— Start —

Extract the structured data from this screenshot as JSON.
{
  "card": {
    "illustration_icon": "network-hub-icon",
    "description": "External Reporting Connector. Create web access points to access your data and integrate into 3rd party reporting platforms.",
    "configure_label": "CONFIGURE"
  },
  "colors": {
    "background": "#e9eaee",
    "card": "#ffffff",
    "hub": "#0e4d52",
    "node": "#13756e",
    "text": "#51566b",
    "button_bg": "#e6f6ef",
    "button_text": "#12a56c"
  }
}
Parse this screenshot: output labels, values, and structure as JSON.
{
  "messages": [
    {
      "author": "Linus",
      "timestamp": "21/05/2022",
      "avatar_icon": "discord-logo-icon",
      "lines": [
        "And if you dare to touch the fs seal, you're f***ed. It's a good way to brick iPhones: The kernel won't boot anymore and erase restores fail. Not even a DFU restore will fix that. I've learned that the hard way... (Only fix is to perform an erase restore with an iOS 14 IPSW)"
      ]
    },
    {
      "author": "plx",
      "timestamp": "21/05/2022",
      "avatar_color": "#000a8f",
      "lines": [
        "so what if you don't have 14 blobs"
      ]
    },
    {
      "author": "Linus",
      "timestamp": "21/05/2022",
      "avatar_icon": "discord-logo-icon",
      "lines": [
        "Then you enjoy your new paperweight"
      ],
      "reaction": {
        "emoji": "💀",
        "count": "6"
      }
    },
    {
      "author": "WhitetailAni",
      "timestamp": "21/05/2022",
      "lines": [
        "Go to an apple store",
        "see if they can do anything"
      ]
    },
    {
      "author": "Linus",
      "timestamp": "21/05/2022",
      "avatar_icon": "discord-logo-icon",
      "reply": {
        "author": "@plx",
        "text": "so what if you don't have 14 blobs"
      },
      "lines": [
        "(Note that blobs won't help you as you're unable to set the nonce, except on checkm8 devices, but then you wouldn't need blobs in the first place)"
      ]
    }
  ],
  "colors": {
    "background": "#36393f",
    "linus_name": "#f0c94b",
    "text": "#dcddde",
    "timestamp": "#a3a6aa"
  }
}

— End —

WHAT THE TASK REQUIRES -> In the records above, find each line that holds the word "data"; copy all such lines.

WRITTEN RESPONSE ->
Extract the structured data from this screenshot as JSON.
    "description": "External Reporting Connector. Create web access points to access your data and integrate into 3rd party reporting platforms.",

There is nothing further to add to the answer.